- Given task: Among the entries below, count the lines where the string "results" occurs, and give only the number.

(A block of data)
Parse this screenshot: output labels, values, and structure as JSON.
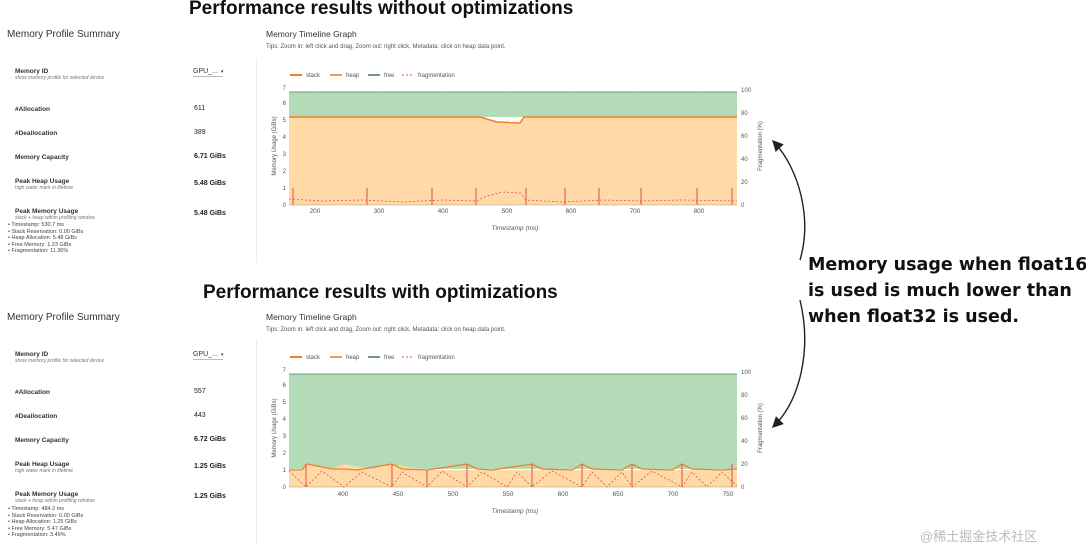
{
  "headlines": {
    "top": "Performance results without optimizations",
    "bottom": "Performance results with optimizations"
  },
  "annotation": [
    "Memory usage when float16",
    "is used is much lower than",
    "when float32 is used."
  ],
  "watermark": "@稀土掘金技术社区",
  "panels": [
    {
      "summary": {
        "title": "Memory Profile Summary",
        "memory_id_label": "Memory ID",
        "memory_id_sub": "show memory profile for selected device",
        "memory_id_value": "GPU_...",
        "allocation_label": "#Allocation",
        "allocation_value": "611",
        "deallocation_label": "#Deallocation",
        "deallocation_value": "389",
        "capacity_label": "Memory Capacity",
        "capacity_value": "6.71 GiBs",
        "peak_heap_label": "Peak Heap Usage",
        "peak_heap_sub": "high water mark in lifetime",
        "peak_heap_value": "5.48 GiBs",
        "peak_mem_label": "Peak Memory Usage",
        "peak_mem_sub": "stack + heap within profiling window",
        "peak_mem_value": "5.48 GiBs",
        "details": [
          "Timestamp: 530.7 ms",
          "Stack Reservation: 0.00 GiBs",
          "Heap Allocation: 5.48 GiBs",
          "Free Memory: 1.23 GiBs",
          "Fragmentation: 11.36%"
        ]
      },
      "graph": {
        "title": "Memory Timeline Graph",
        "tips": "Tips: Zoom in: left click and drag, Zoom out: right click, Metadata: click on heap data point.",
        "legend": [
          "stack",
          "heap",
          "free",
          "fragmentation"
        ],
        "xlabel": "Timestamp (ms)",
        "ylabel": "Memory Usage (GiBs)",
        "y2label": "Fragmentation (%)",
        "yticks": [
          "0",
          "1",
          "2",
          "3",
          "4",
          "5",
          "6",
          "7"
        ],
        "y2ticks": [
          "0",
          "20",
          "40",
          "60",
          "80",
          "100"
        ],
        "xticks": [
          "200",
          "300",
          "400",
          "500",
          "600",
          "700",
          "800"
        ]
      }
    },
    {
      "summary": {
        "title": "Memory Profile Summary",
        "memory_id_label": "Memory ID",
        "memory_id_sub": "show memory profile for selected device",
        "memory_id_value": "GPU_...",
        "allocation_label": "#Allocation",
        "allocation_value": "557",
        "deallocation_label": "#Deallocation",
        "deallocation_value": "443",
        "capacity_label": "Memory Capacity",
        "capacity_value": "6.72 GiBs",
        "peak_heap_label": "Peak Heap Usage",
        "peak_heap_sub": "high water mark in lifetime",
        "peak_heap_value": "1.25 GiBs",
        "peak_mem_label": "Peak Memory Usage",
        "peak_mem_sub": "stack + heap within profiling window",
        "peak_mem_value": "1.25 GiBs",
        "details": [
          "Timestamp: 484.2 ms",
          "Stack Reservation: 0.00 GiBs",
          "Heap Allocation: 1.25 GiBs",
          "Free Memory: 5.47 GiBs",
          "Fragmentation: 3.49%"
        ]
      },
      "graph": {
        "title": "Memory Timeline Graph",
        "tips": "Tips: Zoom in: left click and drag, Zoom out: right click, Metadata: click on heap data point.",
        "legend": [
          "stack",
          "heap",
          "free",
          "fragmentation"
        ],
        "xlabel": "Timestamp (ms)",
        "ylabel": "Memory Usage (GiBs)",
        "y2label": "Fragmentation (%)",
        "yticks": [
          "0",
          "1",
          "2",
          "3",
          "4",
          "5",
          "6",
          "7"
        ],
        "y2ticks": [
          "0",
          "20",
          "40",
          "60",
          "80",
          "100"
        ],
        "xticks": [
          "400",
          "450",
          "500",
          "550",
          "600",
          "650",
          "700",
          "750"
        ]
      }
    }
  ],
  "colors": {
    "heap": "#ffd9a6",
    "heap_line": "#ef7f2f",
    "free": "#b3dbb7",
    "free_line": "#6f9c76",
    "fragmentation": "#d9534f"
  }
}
---
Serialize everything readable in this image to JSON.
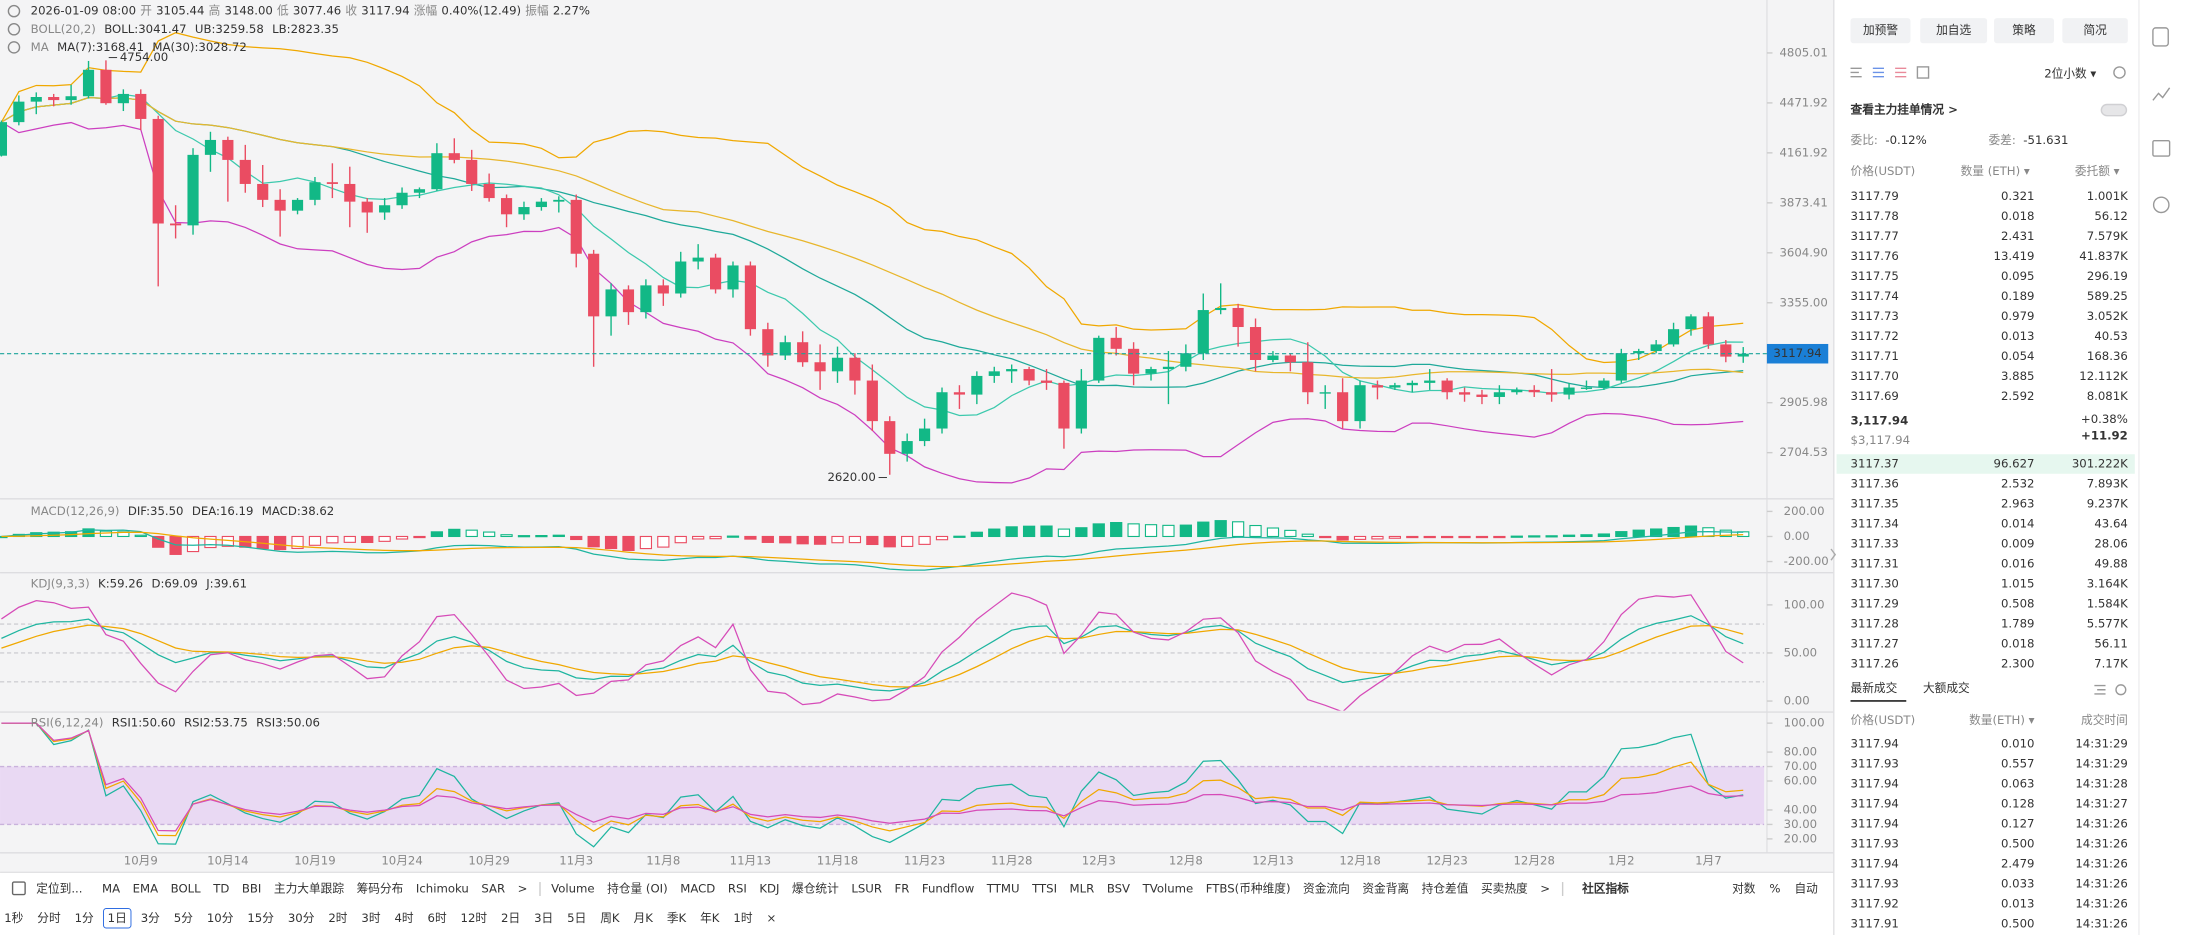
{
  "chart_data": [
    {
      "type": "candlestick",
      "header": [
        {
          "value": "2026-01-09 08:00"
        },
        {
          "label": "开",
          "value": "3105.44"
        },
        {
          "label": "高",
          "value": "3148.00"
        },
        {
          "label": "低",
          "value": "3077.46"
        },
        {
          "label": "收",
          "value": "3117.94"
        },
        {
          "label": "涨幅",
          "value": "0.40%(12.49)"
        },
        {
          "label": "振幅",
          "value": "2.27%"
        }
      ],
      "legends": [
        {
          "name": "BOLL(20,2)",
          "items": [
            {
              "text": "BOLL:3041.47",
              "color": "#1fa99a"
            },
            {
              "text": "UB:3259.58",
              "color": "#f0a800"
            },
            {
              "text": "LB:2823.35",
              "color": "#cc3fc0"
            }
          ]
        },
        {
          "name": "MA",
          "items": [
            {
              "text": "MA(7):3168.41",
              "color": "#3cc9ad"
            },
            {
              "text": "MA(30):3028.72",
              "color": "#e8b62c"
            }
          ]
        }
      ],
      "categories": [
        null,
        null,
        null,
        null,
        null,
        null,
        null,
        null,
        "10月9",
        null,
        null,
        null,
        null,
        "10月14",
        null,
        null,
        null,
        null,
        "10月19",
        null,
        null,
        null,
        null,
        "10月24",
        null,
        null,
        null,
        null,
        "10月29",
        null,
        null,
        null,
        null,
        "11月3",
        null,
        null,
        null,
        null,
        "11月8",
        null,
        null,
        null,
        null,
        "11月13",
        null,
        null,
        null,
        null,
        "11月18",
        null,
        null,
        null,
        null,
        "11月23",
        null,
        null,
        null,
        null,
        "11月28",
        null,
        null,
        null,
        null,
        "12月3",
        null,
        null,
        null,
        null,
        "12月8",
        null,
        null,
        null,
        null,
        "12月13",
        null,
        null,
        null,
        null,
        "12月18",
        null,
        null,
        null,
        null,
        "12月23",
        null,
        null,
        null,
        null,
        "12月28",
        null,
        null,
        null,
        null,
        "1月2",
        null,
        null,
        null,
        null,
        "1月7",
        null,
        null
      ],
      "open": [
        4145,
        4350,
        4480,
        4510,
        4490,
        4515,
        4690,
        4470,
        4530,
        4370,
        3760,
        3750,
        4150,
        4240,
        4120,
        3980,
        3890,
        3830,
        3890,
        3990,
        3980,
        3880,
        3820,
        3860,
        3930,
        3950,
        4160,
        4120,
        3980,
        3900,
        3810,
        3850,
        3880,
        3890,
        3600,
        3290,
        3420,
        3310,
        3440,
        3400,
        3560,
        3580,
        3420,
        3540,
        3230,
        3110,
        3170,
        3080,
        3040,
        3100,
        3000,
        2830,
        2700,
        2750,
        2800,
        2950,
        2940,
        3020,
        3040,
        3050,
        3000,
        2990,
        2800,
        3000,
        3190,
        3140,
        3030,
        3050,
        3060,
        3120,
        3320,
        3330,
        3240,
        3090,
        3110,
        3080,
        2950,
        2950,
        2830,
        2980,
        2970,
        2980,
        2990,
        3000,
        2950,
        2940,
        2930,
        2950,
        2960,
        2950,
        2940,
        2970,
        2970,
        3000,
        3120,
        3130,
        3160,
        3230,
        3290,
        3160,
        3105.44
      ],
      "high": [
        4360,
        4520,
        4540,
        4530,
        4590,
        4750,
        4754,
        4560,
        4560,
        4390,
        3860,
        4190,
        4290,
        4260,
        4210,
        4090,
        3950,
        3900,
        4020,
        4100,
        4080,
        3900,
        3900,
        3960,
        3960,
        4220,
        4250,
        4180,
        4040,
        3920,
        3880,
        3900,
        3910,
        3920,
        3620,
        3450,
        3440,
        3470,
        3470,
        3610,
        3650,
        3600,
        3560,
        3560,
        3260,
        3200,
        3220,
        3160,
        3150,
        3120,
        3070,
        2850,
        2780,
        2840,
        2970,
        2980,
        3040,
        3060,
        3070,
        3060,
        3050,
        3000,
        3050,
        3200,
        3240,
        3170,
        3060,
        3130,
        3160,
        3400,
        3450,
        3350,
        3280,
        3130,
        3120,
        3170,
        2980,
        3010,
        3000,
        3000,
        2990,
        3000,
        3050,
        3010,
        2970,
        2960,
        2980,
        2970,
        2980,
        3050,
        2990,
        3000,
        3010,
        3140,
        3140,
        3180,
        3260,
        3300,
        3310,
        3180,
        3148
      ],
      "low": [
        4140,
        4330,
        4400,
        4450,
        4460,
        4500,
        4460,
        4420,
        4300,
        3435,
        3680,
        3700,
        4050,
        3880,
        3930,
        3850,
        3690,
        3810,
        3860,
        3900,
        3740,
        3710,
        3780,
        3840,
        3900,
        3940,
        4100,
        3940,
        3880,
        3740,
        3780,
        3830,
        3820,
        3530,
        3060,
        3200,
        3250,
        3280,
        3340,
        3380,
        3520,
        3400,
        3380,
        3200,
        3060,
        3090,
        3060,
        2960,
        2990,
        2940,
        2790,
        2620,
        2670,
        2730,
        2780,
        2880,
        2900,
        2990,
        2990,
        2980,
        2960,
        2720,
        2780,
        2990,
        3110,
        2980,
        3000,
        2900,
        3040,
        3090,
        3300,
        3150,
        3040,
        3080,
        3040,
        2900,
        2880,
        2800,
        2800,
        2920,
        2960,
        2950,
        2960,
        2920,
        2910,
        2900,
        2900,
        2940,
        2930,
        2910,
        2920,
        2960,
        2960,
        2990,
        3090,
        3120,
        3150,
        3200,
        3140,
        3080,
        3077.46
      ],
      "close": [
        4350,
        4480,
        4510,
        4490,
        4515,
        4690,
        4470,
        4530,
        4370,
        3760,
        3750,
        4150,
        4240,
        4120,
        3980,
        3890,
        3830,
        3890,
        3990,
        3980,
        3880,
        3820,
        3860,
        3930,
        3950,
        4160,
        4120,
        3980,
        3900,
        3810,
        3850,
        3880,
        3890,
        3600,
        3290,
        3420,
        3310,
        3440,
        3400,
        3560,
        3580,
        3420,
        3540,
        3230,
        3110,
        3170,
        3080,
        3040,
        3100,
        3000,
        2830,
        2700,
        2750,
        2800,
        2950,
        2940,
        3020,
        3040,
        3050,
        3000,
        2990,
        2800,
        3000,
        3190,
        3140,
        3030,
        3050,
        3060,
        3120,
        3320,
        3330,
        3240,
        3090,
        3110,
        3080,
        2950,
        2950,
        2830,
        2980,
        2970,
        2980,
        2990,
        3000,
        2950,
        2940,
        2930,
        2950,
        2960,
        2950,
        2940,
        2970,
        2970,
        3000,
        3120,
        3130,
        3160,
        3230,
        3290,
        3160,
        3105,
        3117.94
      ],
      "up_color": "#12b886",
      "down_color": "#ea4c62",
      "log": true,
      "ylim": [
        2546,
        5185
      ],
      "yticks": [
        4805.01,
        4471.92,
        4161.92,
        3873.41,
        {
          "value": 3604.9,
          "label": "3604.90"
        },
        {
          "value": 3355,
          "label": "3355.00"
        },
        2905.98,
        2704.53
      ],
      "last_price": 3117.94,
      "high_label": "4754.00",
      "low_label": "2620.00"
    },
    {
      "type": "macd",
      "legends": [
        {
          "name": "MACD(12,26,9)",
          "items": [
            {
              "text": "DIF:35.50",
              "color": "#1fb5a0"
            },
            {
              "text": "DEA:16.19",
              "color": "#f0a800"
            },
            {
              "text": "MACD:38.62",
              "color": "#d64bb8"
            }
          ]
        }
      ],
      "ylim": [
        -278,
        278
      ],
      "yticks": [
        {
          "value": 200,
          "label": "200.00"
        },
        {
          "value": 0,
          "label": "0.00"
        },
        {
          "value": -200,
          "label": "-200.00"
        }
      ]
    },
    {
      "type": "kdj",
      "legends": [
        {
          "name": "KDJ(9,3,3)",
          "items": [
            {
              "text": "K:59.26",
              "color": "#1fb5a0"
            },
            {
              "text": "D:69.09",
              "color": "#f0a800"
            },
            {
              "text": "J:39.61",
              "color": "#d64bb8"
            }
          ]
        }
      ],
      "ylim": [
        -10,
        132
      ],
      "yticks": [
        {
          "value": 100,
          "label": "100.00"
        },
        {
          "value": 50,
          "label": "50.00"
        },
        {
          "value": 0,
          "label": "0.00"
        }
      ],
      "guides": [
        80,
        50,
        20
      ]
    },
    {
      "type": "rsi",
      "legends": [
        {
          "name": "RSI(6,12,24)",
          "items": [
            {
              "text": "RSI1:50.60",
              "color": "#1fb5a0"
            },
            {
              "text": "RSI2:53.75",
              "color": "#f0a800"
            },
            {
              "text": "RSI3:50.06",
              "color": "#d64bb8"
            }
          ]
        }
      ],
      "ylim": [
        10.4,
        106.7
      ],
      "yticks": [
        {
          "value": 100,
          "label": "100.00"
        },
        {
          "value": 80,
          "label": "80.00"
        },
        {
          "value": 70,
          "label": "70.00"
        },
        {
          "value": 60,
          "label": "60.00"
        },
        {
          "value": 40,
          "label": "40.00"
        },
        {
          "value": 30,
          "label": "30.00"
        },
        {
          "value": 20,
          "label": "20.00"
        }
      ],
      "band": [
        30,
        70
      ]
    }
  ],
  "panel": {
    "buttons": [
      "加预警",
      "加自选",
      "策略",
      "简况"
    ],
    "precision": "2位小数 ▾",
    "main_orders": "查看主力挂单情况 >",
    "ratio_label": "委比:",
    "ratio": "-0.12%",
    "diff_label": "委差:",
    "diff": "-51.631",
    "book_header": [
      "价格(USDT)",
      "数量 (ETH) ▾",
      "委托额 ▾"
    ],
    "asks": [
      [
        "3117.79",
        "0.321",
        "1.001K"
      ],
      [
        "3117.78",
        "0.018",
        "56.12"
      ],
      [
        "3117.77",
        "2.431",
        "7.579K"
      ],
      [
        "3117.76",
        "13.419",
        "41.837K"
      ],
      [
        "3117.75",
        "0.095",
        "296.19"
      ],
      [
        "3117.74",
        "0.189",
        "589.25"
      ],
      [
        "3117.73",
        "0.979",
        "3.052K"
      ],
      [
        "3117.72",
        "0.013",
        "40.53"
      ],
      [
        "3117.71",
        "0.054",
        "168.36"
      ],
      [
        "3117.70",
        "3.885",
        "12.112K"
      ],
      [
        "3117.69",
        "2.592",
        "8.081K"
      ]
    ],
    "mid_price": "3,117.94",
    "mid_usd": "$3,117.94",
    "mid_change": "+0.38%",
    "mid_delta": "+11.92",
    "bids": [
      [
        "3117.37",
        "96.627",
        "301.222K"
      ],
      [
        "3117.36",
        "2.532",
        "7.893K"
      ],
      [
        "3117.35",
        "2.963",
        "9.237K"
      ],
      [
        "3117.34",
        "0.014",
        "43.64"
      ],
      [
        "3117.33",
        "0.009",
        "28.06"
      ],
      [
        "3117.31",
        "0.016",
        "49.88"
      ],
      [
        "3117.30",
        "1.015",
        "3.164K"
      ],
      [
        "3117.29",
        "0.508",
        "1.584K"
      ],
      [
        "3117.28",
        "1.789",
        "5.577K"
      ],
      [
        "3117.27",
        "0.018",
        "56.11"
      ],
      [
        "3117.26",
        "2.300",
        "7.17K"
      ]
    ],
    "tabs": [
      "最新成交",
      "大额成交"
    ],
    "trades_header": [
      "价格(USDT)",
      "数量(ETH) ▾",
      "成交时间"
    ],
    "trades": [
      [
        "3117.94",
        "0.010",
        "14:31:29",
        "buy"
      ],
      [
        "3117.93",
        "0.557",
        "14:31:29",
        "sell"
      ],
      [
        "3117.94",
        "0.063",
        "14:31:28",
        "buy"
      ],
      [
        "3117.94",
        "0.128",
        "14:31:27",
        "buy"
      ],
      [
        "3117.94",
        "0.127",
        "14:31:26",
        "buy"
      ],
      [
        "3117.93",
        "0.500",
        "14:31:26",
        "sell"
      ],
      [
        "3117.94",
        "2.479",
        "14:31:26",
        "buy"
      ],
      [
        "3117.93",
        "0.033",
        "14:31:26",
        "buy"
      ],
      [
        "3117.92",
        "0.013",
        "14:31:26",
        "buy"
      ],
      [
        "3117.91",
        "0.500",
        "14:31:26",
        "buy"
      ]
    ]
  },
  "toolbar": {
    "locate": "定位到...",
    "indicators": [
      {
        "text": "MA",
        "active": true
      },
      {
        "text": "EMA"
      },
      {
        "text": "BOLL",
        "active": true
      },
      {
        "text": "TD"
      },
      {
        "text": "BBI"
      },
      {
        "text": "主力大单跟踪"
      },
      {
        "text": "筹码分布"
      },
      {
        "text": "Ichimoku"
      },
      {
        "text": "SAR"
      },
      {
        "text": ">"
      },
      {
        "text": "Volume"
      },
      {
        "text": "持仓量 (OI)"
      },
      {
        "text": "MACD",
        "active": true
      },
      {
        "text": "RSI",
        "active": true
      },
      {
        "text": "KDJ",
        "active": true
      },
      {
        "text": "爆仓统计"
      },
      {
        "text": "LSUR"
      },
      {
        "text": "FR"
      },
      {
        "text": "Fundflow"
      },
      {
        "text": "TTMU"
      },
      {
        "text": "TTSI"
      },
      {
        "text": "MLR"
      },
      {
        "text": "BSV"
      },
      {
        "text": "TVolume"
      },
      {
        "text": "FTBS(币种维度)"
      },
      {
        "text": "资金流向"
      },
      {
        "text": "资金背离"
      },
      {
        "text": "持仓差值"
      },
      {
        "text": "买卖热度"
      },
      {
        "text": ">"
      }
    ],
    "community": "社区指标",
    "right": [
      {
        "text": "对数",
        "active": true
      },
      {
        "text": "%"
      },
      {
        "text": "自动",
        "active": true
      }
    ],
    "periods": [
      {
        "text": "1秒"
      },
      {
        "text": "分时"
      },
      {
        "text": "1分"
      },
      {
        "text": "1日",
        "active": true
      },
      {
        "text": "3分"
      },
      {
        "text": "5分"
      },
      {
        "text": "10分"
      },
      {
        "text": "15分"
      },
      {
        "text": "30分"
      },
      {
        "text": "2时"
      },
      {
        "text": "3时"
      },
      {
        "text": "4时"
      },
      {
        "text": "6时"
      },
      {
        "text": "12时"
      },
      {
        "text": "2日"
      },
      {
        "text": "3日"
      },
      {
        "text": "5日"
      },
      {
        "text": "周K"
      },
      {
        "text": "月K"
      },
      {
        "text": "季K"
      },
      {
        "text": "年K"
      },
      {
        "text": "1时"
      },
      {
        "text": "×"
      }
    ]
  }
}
--
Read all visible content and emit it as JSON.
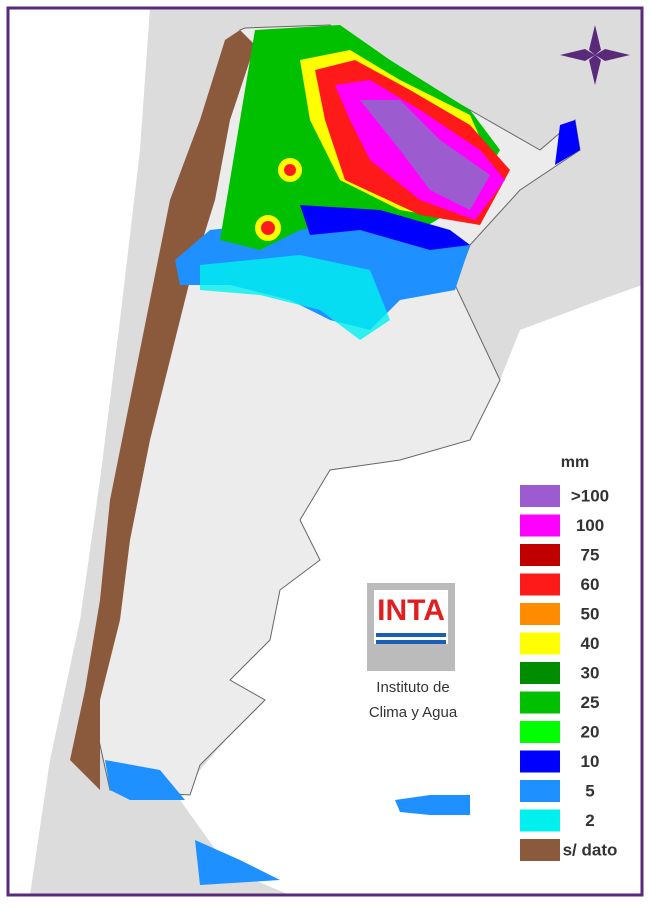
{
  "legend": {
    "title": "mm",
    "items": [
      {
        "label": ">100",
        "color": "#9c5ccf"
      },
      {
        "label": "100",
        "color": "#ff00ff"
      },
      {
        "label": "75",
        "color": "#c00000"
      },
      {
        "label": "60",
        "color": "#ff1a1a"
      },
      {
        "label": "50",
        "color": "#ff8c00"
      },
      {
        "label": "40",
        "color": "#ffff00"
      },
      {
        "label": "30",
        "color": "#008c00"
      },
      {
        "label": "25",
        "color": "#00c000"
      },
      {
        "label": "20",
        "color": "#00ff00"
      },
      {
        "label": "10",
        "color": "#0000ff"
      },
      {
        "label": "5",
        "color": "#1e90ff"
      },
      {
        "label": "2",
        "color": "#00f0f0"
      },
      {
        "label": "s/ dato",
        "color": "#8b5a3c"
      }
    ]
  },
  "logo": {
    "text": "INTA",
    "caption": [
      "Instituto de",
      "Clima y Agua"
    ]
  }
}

- Solution to this task: 2